DO THIS: Take the data below and repeat it exactly.

ITEMS:

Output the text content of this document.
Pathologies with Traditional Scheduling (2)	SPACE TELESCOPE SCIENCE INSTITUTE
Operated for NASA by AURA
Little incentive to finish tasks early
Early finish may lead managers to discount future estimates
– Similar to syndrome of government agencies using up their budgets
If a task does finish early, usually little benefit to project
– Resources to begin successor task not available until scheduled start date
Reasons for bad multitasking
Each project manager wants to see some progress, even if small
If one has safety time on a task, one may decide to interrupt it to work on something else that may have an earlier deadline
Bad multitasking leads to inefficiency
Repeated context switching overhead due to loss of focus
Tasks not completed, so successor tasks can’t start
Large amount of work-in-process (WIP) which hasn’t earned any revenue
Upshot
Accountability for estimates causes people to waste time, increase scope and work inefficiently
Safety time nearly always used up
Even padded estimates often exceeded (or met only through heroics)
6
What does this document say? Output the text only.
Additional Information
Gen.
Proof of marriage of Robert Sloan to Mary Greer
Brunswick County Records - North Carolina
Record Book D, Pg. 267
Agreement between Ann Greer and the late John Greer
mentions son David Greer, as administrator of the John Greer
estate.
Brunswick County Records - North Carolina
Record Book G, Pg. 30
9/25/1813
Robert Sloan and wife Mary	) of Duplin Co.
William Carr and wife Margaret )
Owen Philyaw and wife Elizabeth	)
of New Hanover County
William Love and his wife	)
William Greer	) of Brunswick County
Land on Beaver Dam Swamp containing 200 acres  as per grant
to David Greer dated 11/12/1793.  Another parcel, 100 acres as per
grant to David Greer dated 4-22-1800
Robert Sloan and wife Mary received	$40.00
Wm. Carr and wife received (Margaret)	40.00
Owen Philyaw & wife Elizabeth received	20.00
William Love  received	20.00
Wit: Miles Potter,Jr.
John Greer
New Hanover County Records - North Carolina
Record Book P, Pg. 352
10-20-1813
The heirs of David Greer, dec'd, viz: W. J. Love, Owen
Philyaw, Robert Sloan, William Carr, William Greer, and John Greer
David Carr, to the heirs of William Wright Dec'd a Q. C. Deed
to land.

WRITTEN SOLUTION:
Output the text content of this document.
Pathologies with Traditional Scheduling (2)	SPACE TELESCOPE SCIENCE INSTITUTE
Operated for NASA by AURA
Little incentive to finish tasks early
Early finish may lead managers to discount future estimates
– Similar to syndrome of government agencies using up their budgets
If a task does finish early, usually little benefit to project
– Resources to begin successor task not available until scheduled start date
Reasons for bad multitasking
Each project manager wants to see some progress, even if small
If one has safety time on a task, one may decide to interrupt it to work on something else that may have an earlier deadline
Bad multitasking leads to inefficiency
Repeated context switching overhead due to loss of focus
Tasks not completed, so successor tasks can’t start
Large amount of work-in-process (WIP) which hasn’t earned any revenue
Upshot
Accountability for estimates causes people to waste time, increase scope and work inefficiently
Safety time nearly always used up
Even padded estimates often exceeded (or met only through heroics)
6
What does this document say? Output the text only.
Additional Information
Gen.
Proof of marriage of Robert Sloan to Mary Greer
Brunswick County Records - North Carolina
Record Book D, Pg. 267
Agreement between Ann Greer and the late John Greer
mentions son David Greer, as administrator of the John Greer
estate.
Brunswick County Records - North Carolina
Record Book G, Pg. 30
9/25/1813
Robert Sloan and wife Mary	) of Duplin Co.
William Carr and wife Margaret )
Owen Philyaw and wife Elizabeth	)
of New Hanover County
William Love and his wife	)
William Greer	) of Brunswick County
Land on Beaver Dam Swamp containing 200 acres  as per grant
to David Greer dated 11/12/1793.  Another parcel, 100 acres as per
grant to David Greer dated 4-22-1800
Robert Sloan and wife Mary received	$40.00
Wm. Carr and wife received (Margaret)	40.00
Owen Philyaw & wife Elizabeth received	20.00
William Love  received	20.00
Wit: Miles Potter,Jr.
John Greer
New Hanover County Records - North Carolina
Record Book P, Pg. 352
10-20-1813
The heirs of David Greer, dec'd, viz: W. J. Love, Owen
Philyaw, Robert Sloan, William Carr, William Greer, and John Greer
David Carr, to the heirs of William Wright Dec'd a Q. C. Deed
to land.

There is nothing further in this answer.